Lines of data
--- START ---

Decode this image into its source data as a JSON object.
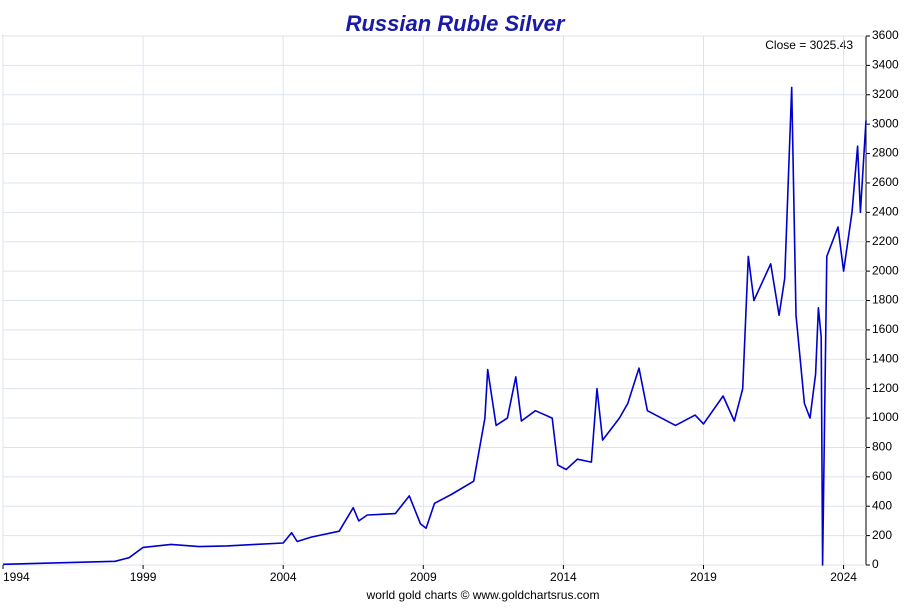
{
  "chart_data": {
    "type": "line",
    "title": "Russian Ruble Silver",
    "annotation": "Close = 3025.43",
    "footer": "world gold charts © www.goldchartsrus.com",
    "x": [
      1994,
      1996,
      1998,
      1998.5,
      1999,
      2000,
      2001,
      2002,
      2003,
      2004,
      2004.3,
      2004.5,
      2005,
      2006,
      2006.5,
      2006.7,
      2007,
      2008,
      2008.5,
      2008.9,
      2009.1,
      2009.4,
      2010,
      2010.8,
      2011.2,
      2011.3,
      2011.6,
      2012,
      2012.3,
      2012.5,
      2013,
      2013.6,
      2013.8,
      2014.1,
      2014.5,
      2015,
      2015.2,
      2015.4,
      2016,
      2016.3,
      2016.7,
      2017,
      2018,
      2018.7,
      2019,
      2019.7,
      2020.1,
      2020.4,
      2020.6,
      2020.8,
      2021.4,
      2021.7,
      2021.9,
      2022.15,
      2022.3,
      2022.6,
      2022.8,
      2023.0,
      2023.1,
      2023.2,
      2023.25,
      2023.4,
      2023.8,
      2024.0,
      2024.3,
      2024.5,
      2024.6,
      2024.8
    ],
    "series": [
      {
        "name": "Russian Ruble Silver",
        "color": "#0000cc",
        "values": [
          5,
          15,
          25,
          50,
          120,
          140,
          125,
          130,
          140,
          150,
          220,
          160,
          190,
          230,
          390,
          300,
          340,
          350,
          470,
          280,
          250,
          420,
          480,
          570,
          1000,
          1330,
          950,
          1000,
          1280,
          980,
          1050,
          1000,
          680,
          650,
          720,
          700,
          1200,
          850,
          1000,
          1100,
          1340,
          1050,
          950,
          1020,
          960,
          1150,
          980,
          1200,
          2100,
          1800,
          2050,
          1700,
          1950,
          3250,
          1700,
          1100,
          1000,
          1300,
          1750,
          1550,
          0,
          2100,
          2300,
          2000,
          2400,
          2850,
          2400,
          3025
        ]
      }
    ],
    "xlim": [
      1994,
      2024.8
    ],
    "xticks": [
      1994,
      1999,
      2004,
      2009,
      2014,
      2019,
      2024
    ],
    "ylim": [
      0,
      3600
    ],
    "yticks": [
      0,
      200,
      400,
      600,
      800,
      1000,
      1200,
      1400,
      1600,
      1800,
      2000,
      2200,
      2400,
      2600,
      2800,
      3000,
      3200,
      3400,
      3600
    ],
    "grid": true
  }
}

--- END ---

*THE REQUEST:* Show each line of the listing that holds the string "Ruble".

*TASK OUTPUT:*
    "title": "Russian Ruble Silver",
        "name": "Russian Ruble Silver",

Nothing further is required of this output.